## Data supplied:

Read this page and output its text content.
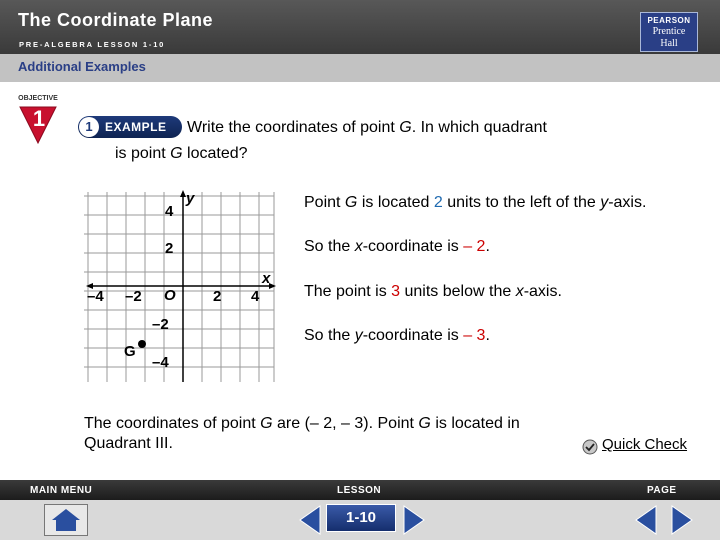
The Coordinate Plane
PRE-ALGEBRA LESSON 1-10
PEARSON
Prentice
Hall
Additional Examples
OBJECTIVE
1	1	EXAMPLE Write the coordinates of point G. In which quadrant
is point G located?
y
x
O
4
2
–2
–4
–4 –2	2 4
G
Point G is located 2 units to the left of the y-axis.
So the x-coordinate is – 2.
The point is 3 units below the x-axis.
So the y-coordinate is – 3.
The coordinates of point G are (– 2, – 3). Point G is located in
Quadrant III.	Quick Check
MAIN MENU	LESSON	PAGE
1-10
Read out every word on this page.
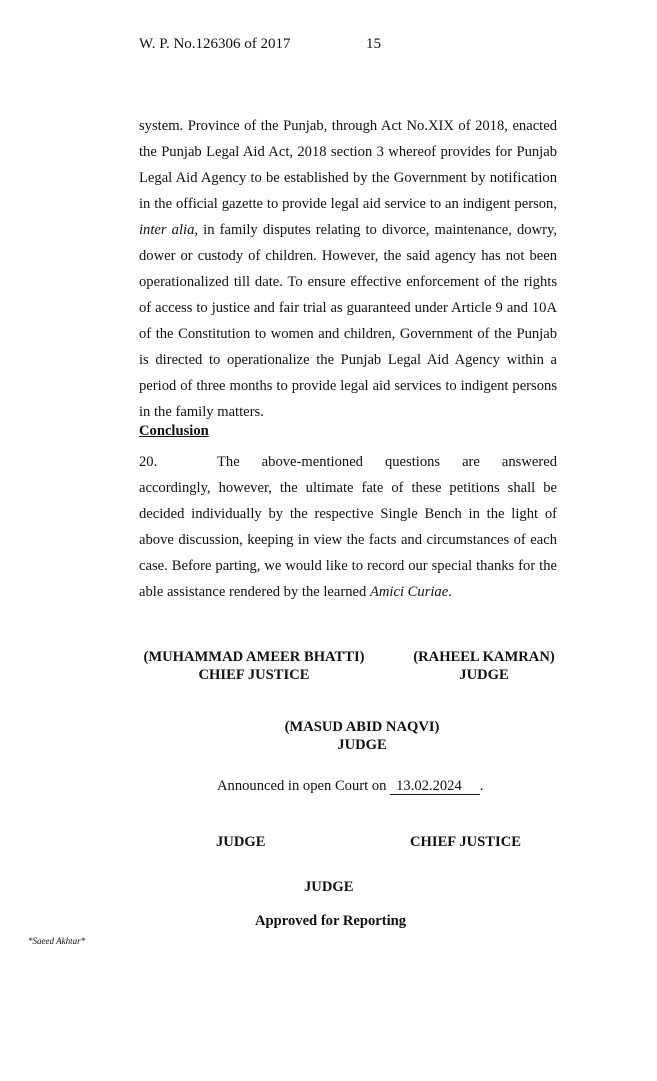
W. P. No.126306 of 2017	15

system. Province of the Punjab, through Act No.XIX of 2018, enacted the Punjab Legal Aid Act, 2018 section 3 whereof provides for Punjab Legal Aid Agency to be established by the Government by notification in the official gazette to provide legal aid service to an indigent person, inter alia, in family disputes relating to divorce, maintenance, dowry, dower or custody of children. However, the said agency has not been operationalized till date. To ensure effective enforcement of the rights of access to justice and fair trial as guaranteed under Article 9 and 10A of the Constitution to women and children, Government of the Punjab is directed to operationalize the Punjab Legal Aid Agency within a period of three months to provide legal aid services to indigent persons in the family matters.

Conclusion

20.	The above-mentioned questions are answered accordingly, however, the ultimate fate of these petitions shall be decided individually by the respective Single Bench in the light of above discussion, keeping in view the facts and circumstances of each case. Before parting, we would like to record our special thanks for the able assistance rendered by the learned Amici Curiae.

(MUHAMMAD AMEER BHATTI)
CHIEF JUSTICE
(RAHEEL KAMRAN)
JUDGE
(MASUD ABID NAQVI)
JUDGE
Announced in open Court on 13.02.2024 .
JUDGE	CHIEF JUSTICE
JUDGE
Approved for Reporting
*Saeed Akhtar*
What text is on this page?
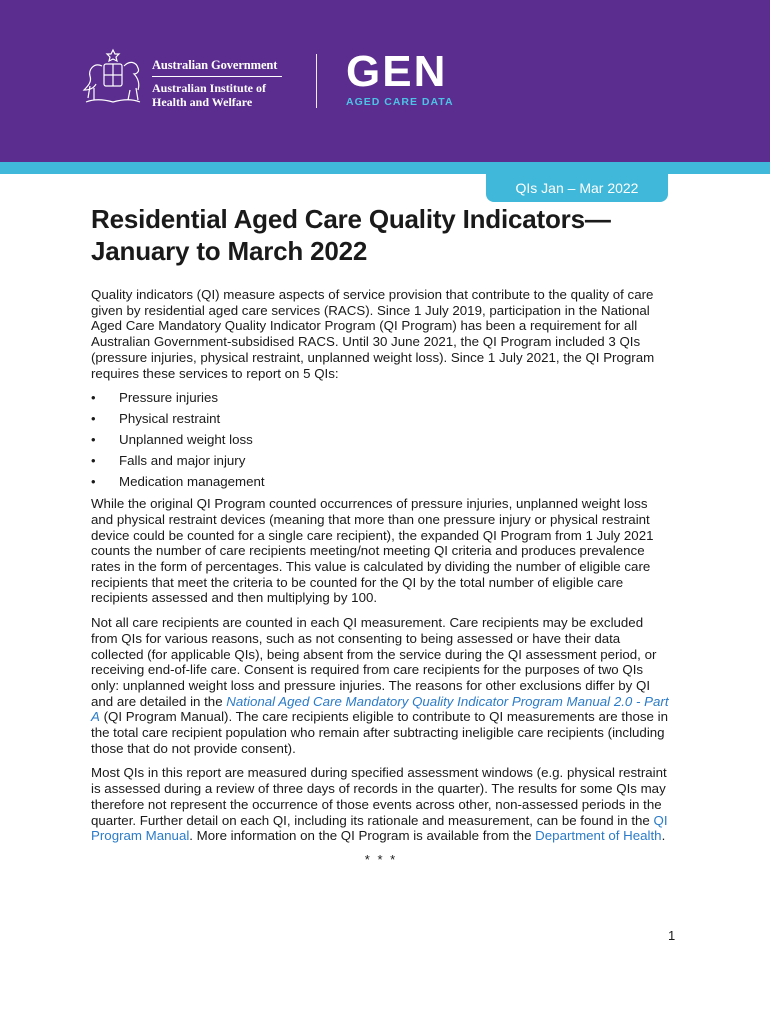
Australian Government
Australian Institute of
Health and Welfare
GEN
AGED CARE DATA
QIs Jan – Mar 2022
Residential Aged Care Quality Indicators—
January to March 2022

Quality indicators (QI) measure aspects of service provision that contribute to the quality of care given by residential aged care services (RACS). Since 1 July 2019, participation in the National Aged Care Mandatory Quality Indicator Program (QI Program) has been a requirement for all Australian Government-subsidised RACS. Until 30 June 2021, the QI Program included 3 QIs (pressure injuries, physical restraint, unplanned weight loss). Since 1 July 2021, the QI Program requires these services to report on 5 QIs:

• Pressure injuries
• Physical restraint
• Unplanned weight loss
• Falls and major injury
• Medication management

While the original QI Program counted occurrences of pressure injuries, unplanned weight loss and physical restraint devices (meaning that more than one pressure injury or physical restraint device could be counted for a single care recipient), the expanded QI Program from 1 July 2021 counts the number of care recipients meeting/not meeting QI criteria and produces prevalence rates in the form of percentages. This value is calculated by dividing the number of eligible care recipients that meet the criteria to be counted for the QI by the total number of eligible care recipients assessed and then multiplying by 100.

Not all care recipients are counted in each QI measurement. Care recipients may be excluded from QIs for various reasons, such as not consenting to being assessed or have their data collected (for applicable QIs), being absent from the service during the QI assessment period, or receiving end-of-life care. Consent is required from care recipients for the purposes of two QIs only: unplanned weight loss and pressure injuries. The reasons for other exclusions differ by QI and are detailed in the National Aged Care Mandatory Quality Indicator Program Manual 2.0 - Part A (QI Program Manual). The care recipients eligible to contribute to QI measurements are those in the total care recipient population who remain after subtracting ineligible care recipients (including those that do not provide consent).

Most QIs in this report are measured during specified assessment windows (e.g. physical restraint is assessed during a review of three days of records in the quarter). The results for some QIs may therefore not represent the occurrence of those events across other, non-assessed periods in the quarter. Further detail on each QI, including its rationale and measurement, can be found in the QI Program Manual. More information on the QI Program is available from the Department of Health.

* * *
1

## Written task:
Quote the records above exactly, leaving out any pictures.

## Answer to this problem:
Read this page and output its text content.
The Coordinate Plane
PRE-ALGEBRA LESSON 1-10
PEARSON
Prentice
Hall
Additional Examples
OBJECTIVE
1	1	EXAMPLE Write the coordinates of point G. In which quadrant
is point G located?
y
x
O
4
2
–2
–4
–4 –2	2 4
G
Point G is located 2 units to the left of the y-axis.
So the x-coordinate is – 2.
The point is 3 units below the x-axis.
So the y-coordinate is – 3.
The coordinates of point G are (– 2, – 3). Point G is located in
Quadrant III.	Quick Check
MAIN MENU	LESSON	PAGE
1-10
Read out every word on this page.
W. P. No.126306 of 2017	15

system. Province of the Punjab, through Act No.XIX of 2018, enacted the Punjab Legal Aid Act, 2018 section 3 whereof provides for Punjab Legal Aid Agency to be established by the Government by notification in the official gazette to provide legal aid service to an indigent person, inter alia, in family disputes relating to divorce, maintenance, dowry, dower or custody of children. However, the said agency has not been operationalized till date. To ensure effective enforcement of the rights of access to justice and fair trial as guaranteed under Article 9 and 10A of the Constitution to women and children, Government of the Punjab is directed to operationalize the Punjab Legal Aid Agency within a period of three months to provide legal aid services to indigent persons in the family matters.

Conclusion

20.	The above-mentioned questions are answered accordingly, however, the ultimate fate of these petitions shall be decided individually by the respective Single Bench in the light of above discussion, keeping in view the facts and circumstances of each case. Before parting, we would like to record our special thanks for the able assistance rendered by the learned Amici Curiae.

(MUHAMMAD AMEER BHATTI)
CHIEF JUSTICE
(RAHEEL KAMRAN)
JUDGE
(MASUD ABID NAQVI)
JUDGE
Announced in open Court on 13.02.2024 .
JUDGE	CHIEF JUSTICE
JUDGE
Approved for Reporting
*Saeed Akhtar*
What text is on this page?
Australian Government
Australian Institute of
Health and Welfare
GEN
AGED CARE DATA
QIs Jan – Mar 2022
Residential Aged Care Quality Indicators—
January to March 2022

Quality indicators (QI) measure aspects of service provision that contribute to the quality of care given by residential aged care services (RACS). Since 1 July 2019, participation in the National Aged Care Mandatory Quality Indicator Program (QI Program) has been a requirement for all Australian Government-subsidised RACS. Until 30 June 2021, the QI Program included 3 QIs (pressure injuries, physical restraint, unplanned weight loss). Since 1 July 2021, the QI Program requires these services to report on 5 QIs:

• Pressure injuries
• Physical restraint
• Unplanned weight loss
• Falls and major injury
• Medication management

While the original QI Program counted occurrences of pressure injuries, unplanned weight loss and physical restraint devices (meaning that more than one pressure injury or physical restraint device could be counted for a single care recipient), the expanded QI Program from 1 July 2021 counts the number of care recipients meeting/not meeting QI criteria and produces prevalence rates in the form of percentages. This value is calculated by dividing the number of eligible care recipients that meet the criteria to be counted for the QI by the total number of eligible care recipients assessed and then multiplying by 100.

Not all care recipients are counted in each QI measurement. Care recipients may be excluded from QIs for various reasons, such as not consenting to being assessed or have their data collected (for applicable QIs), being absent from the service during the QI assessment period, or receiving end-of-life care. Consent is required from care recipients for the purposes of two QIs only: unplanned weight loss and pressure injuries. The reasons for other exclusions differ by QI and are detailed in the National Aged Care Mandatory Quality Indicator Program Manual 2.0 - Part A (QI Program Manual). The care recipients eligible to contribute to QI measurements are those in the total care recipient population who remain after subtracting ineligible care recipients (including those that do not provide consent).

Most QIs in this report are measured during specified assessment windows (e.g. physical restraint is assessed during a review of three days of records in the quarter). The results for some QIs may therefore not represent the occurrence of those events across other, non-assessed periods in the quarter. Further detail on each QI, including its rationale and measurement, can be found in the QI Program Manual. More information on the QI Program is available from the Department of Health.

* * *
1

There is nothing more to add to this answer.